▶ [TASK DESCRIPTION] Restate each line of the listing exactly, without carrying over any pictures.

——

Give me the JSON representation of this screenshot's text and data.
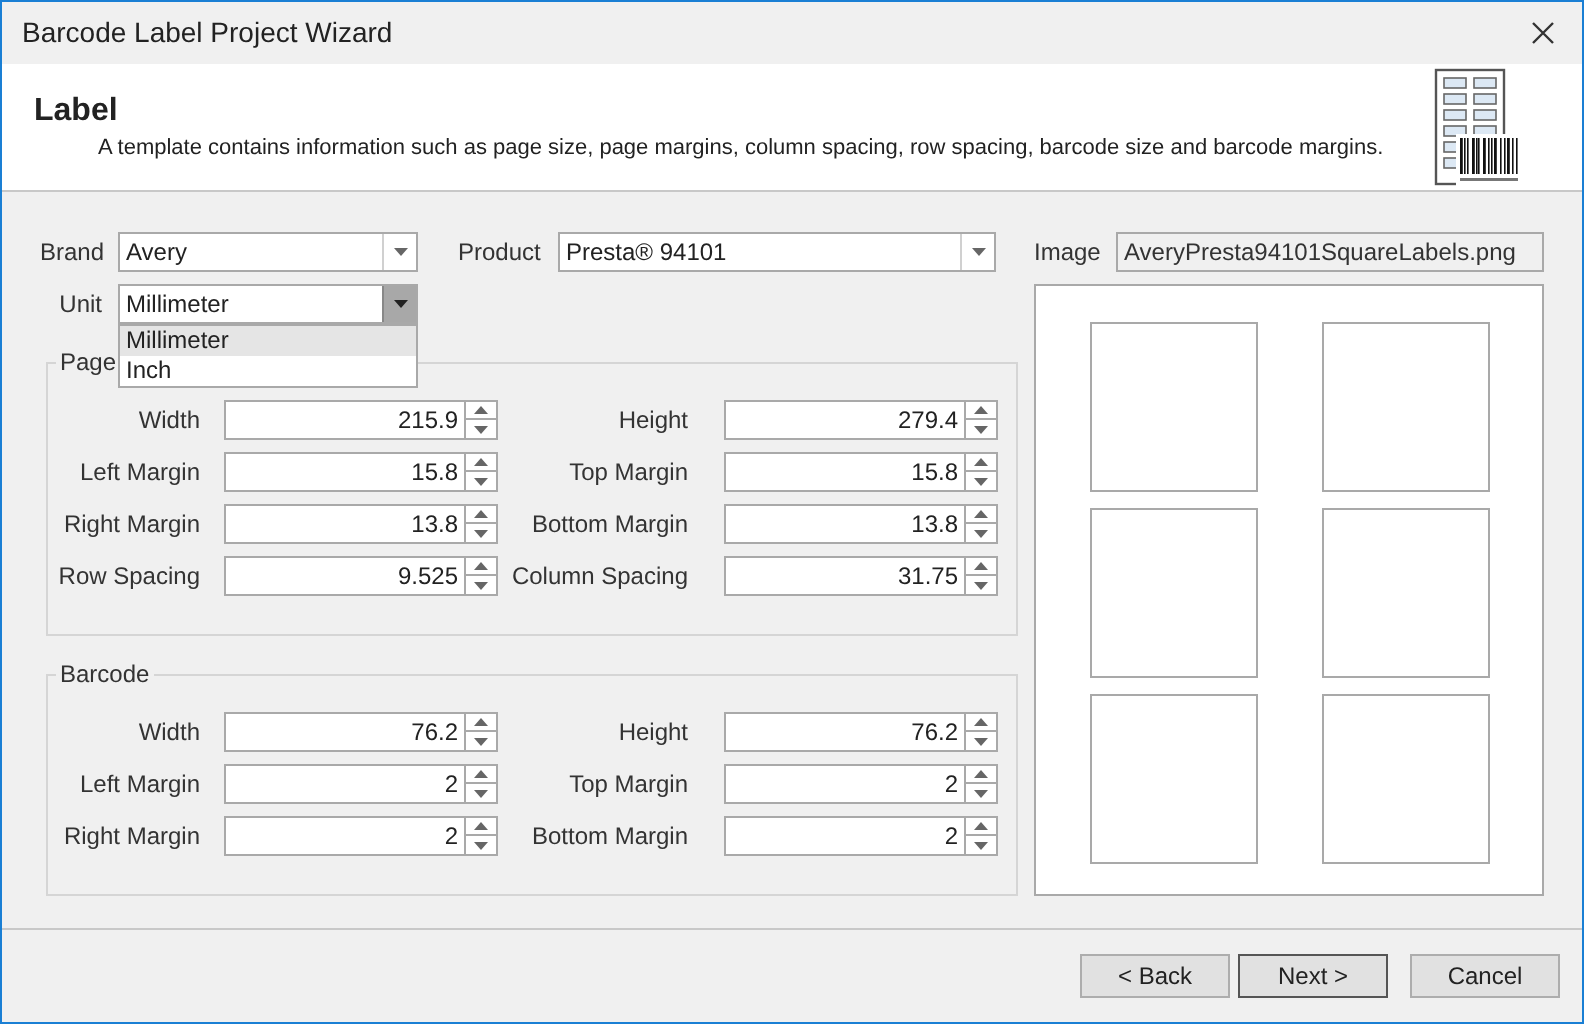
{
  "window": {
    "title": "Barcode Label Project Wizard"
  },
  "header": {
    "title": "Label",
    "description": "A template contains information such as page size, page margins, column spacing, row spacing, barcode size and barcode margins."
  },
  "brand": {
    "label": "Brand",
    "value": "Avery"
  },
  "product": {
    "label": "Product",
    "value": "Presta® 94101"
  },
  "unit": {
    "label": "Unit",
    "value": "Millimeter",
    "expanded": true,
    "options": [
      {
        "label": "Millimeter",
        "selected": true
      },
      {
        "label": "Inch",
        "selected": false
      }
    ]
  },
  "image": {
    "label": "Image",
    "value": "AveryPresta94101SquareLabels.png"
  },
  "groups": [
    {
      "title": "Page",
      "fields": [
        {
          "label": "Width",
          "value": "215.9"
        },
        {
          "label": "Height",
          "value": "279.4"
        },
        {
          "label": "Left Margin",
          "value": "15.8"
        },
        {
          "label": "Top Margin",
          "value": "15.8"
        },
        {
          "label": "Right Margin",
          "value": "13.8"
        },
        {
          "label": "Bottom Margin",
          "value": "13.8"
        },
        {
          "label": "Row Spacing",
          "value": "9.525"
        },
        {
          "label": "Column Spacing",
          "value": "31.75"
        }
      ]
    },
    {
      "title": "Barcode",
      "fields": [
        {
          "label": "Width",
          "value": "76.2"
        },
        {
          "label": "Height",
          "value": "76.2"
        },
        {
          "label": "Left Margin",
          "value": "2"
        },
        {
          "label": "Top Margin",
          "value": "2"
        },
        {
          "label": "Right Margin",
          "value": "2"
        },
        {
          "label": "Bottom Margin",
          "value": "2"
        }
      ]
    }
  ],
  "buttons": [
    {
      "label": "< Back",
      "default": false
    },
    {
      "label": "Next >",
      "default": true
    },
    {
      "label": "Cancel",
      "default": false
    }
  ]
}
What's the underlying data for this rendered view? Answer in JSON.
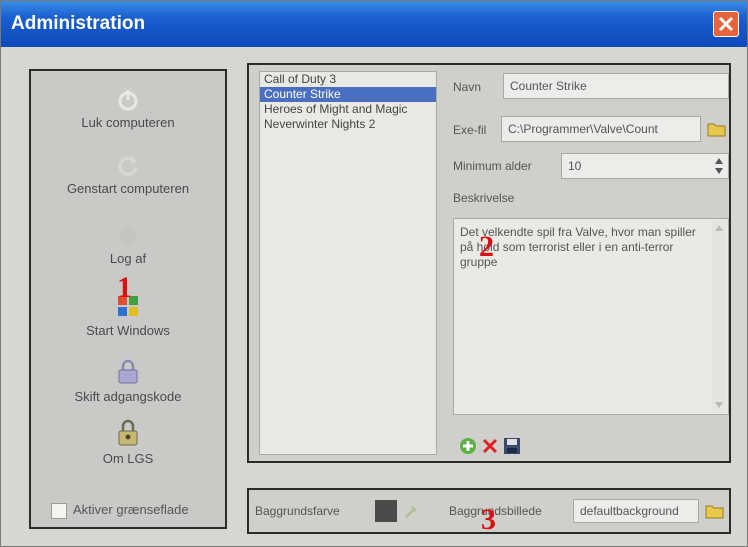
{
  "window": {
    "title": "Administration"
  },
  "sidebar": {
    "items": [
      {
        "label": "Luk computeren",
        "icon": "power-icon"
      },
      {
        "label": "Genstart computeren",
        "icon": "restart-icon"
      },
      {
        "label": "Log af",
        "icon": "logoff-icon"
      },
      {
        "label": "Start Windows",
        "icon": "windows-icon"
      },
      {
        "label": "Skift adgangskode",
        "icon": "padlock-icon"
      },
      {
        "label": "Om LGS",
        "icon": "about-icon"
      }
    ],
    "checkbox_label": "Aktiver grænseflade"
  },
  "markers": {
    "one": "1",
    "two": "2",
    "three": "3"
  },
  "games": {
    "items": [
      "Call of Duty 3",
      "Counter Strike",
      "Heroes of Might and Magic",
      "Neverwinter Nights 2"
    ],
    "selected_index": 1
  },
  "detail": {
    "name_label": "Navn",
    "name_value": "Counter Strike",
    "exe_label": "Exe-fil",
    "exe_value": "C:\\Programmer\\Valve\\Count",
    "min_age_label": "Minimum alder",
    "min_age_value": "10",
    "desc_label": "Beskrivelse",
    "desc_value": "Det velkendte spil fra Valve, hvor man spiller på hold som terrorist eller i en anti-terror gruppe"
  },
  "actions": [
    "add-icon",
    "delete-icon",
    "save-icon"
  ],
  "bottom": {
    "bg_color_label": "Baggrundsfarve",
    "bg_color_value": "#4a4a4a",
    "bg_image_label": "Baggrundsbillede",
    "bg_image_value": "defaultbackground"
  }
}
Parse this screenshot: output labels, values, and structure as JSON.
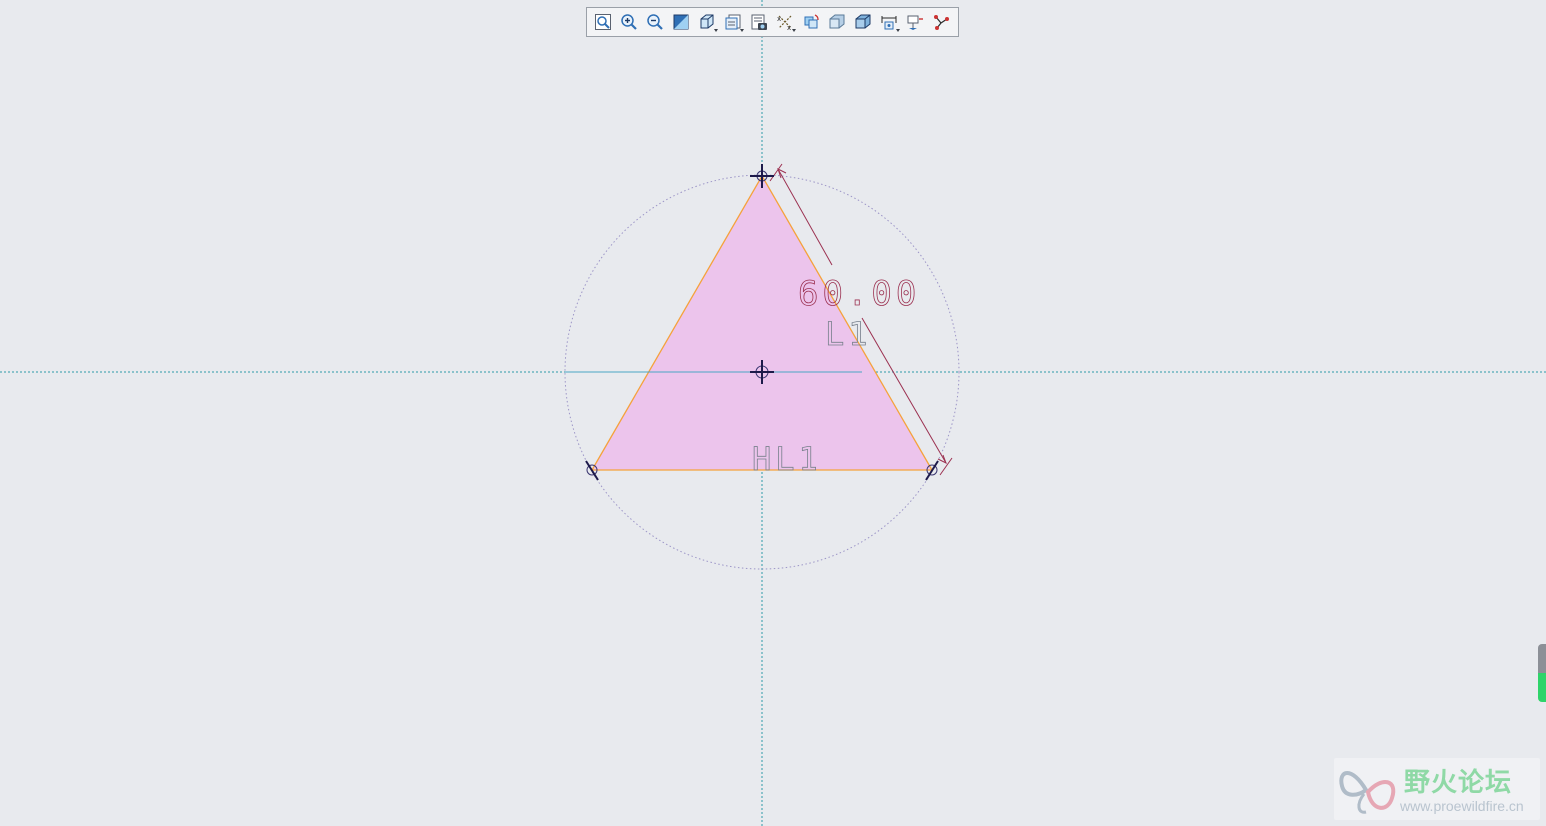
{
  "toolbar": {
    "buttons": [
      {
        "name": "refit-icon"
      },
      {
        "name": "zoom-in-icon"
      },
      {
        "name": "zoom-out-icon"
      },
      {
        "name": "repaint-icon"
      },
      {
        "name": "display-style-icon"
      },
      {
        "name": "saved-views-icon"
      },
      {
        "name": "view-manager-icon"
      },
      {
        "name": "datum-display-icon"
      },
      {
        "name": "rotate-center-icon"
      },
      {
        "name": "shading-icon"
      },
      {
        "name": "shading-edges-icon"
      },
      {
        "name": "display-dimensions-icon"
      },
      {
        "name": "sketch-orientation-icon"
      },
      {
        "name": "constraint-display-icon"
      }
    ]
  },
  "sketch": {
    "dimension_value": "60.00",
    "constraint_side": "L1",
    "constraint_base": "HL1"
  },
  "colors": {
    "background": "#e8eaee",
    "fill": "#ecc4ec",
    "edge": "#f5a23b",
    "dimension": "#9b3050",
    "centerline": "#2e9aa8",
    "construction_circle": "#9c95c7"
  },
  "watermark": {
    "title": "野火论坛",
    "url": "www.proewildfire.cn"
  }
}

——

▶ [EXERCISE OUTPUT]
Give me the JSON representation of this screenshot's text and data.
{
  "window": {
    "title": "Barcode Label Project Wizard"
  },
  "header": {
    "title": "Label",
    "description": "A template contains information such as page size, page margins, column spacing, row spacing, barcode size and barcode margins."
  },
  "brand": {
    "label": "Brand",
    "value": "Avery"
  },
  "product": {
    "label": "Product",
    "value": "Presta® 94101"
  },
  "unit": {
    "label": "Unit",
    "value": "Millimeter",
    "expanded": true,
    "options": [
      {
        "label": "Millimeter",
        "selected": true
      },
      {
        "label": "Inch",
        "selected": false
      }
    ]
  },
  "image": {
    "label": "Image",
    "value": "AveryPresta94101SquareLabels.png"
  },
  "groups": [
    {
      "title": "Page",
      "fields": [
        {
          "label": "Width",
          "value": "215.9"
        },
        {
          "label": "Height",
          "value": "279.4"
        },
        {
          "label": "Left Margin",
          "value": "15.8"
        },
        {
          "label": "Top Margin",
          "value": "15.8"
        },
        {
          "label": "Right Margin",
          "value": "13.8"
        },
        {
          "label": "Bottom Margin",
          "value": "13.8"
        },
        {
          "label": "Row Spacing",
          "value": "9.525"
        },
        {
          "label": "Column Spacing",
          "value": "31.75"
        }
      ]
    },
    {
      "title": "Barcode",
      "fields": [
        {
          "label": "Width",
          "value": "76.2"
        },
        {
          "label": "Height",
          "value": "76.2"
        },
        {
          "label": "Left Margin",
          "value": "2"
        },
        {
          "label": "Top Margin",
          "value": "2"
        },
        {
          "label": "Right Margin",
          "value": "2"
        },
        {
          "label": "Bottom Margin",
          "value": "2"
        }
      ]
    }
  ],
  "buttons": [
    {
      "label": "< Back",
      "default": false
    },
    {
      "label": "Next >",
      "default": true
    },
    {
      "label": "Cancel",
      "default": false
    }
  ]
}
What's the underlying data for this rendered view? Answer in JSON.
{
  "window": {
    "title": "Administration"
  },
  "sidebar": {
    "items": [
      {
        "label": "Luk computeren",
        "icon": "power-icon"
      },
      {
        "label": "Genstart computeren",
        "icon": "restart-icon"
      },
      {
        "label": "Log af",
        "icon": "logoff-icon"
      },
      {
        "label": "Start Windows",
        "icon": "windows-icon"
      },
      {
        "label": "Skift adgangskode",
        "icon": "padlock-icon"
      },
      {
        "label": "Om LGS",
        "icon": "about-icon"
      }
    ],
    "checkbox_label": "Aktiver grænseflade"
  },
  "markers": {
    "one": "1",
    "two": "2",
    "three": "3"
  },
  "games": {
    "items": [
      "Call of Duty 3",
      "Counter Strike",
      "Heroes of Might and Magic",
      "Neverwinter Nights 2"
    ],
    "selected_index": 1
  },
  "detail": {
    "name_label": "Navn",
    "name_value": "Counter Strike",
    "exe_label": "Exe-fil",
    "exe_value": "C:\\Programmer\\Valve\\Count",
    "min_age_label": "Minimum alder",
    "min_age_value": "10",
    "desc_label": "Beskrivelse",
    "desc_value": "Det velkendte spil fra Valve, hvor man spiller på hold som terrorist eller i en anti-terror gruppe"
  },
  "actions": [
    "add-icon",
    "delete-icon",
    "save-icon"
  ],
  "bottom": {
    "bg_color_label": "Baggrundsfarve",
    "bg_color_value": "#4a4a4a",
    "bg_image_label": "Baggrundsbillede",
    "bg_image_value": "defaultbackground"
  }
}
Parse this screenshot: output labels, values, and structure as JSON.
{
  "toolbar": {
    "buttons": [
      {
        "name": "refit-icon"
      },
      {
        "name": "zoom-in-icon"
      },
      {
        "name": "zoom-out-icon"
      },
      {
        "name": "repaint-icon"
      },
      {
        "name": "display-style-icon"
      },
      {
        "name": "saved-views-icon"
      },
      {
        "name": "view-manager-icon"
      },
      {
        "name": "datum-display-icon"
      },
      {
        "name": "rotate-center-icon"
      },
      {
        "name": "shading-icon"
      },
      {
        "name": "shading-edges-icon"
      },
      {
        "name": "display-dimensions-icon"
      },
      {
        "name": "sketch-orientation-icon"
      },
      {
        "name": "constraint-display-icon"
      }
    ]
  },
  "sketch": {
    "dimension_value": "60.00",
    "constraint_side": "L1",
    "constraint_base": "HL1"
  },
  "colors": {
    "background": "#e8eaee",
    "fill": "#ecc4ec",
    "edge": "#f5a23b",
    "dimension": "#9b3050",
    "centerline": "#2e9aa8",
    "construction_circle": "#9c95c7"
  },
  "watermark": {
    "title": "野火论坛",
    "url": "www.proewildfire.cn"
  }
}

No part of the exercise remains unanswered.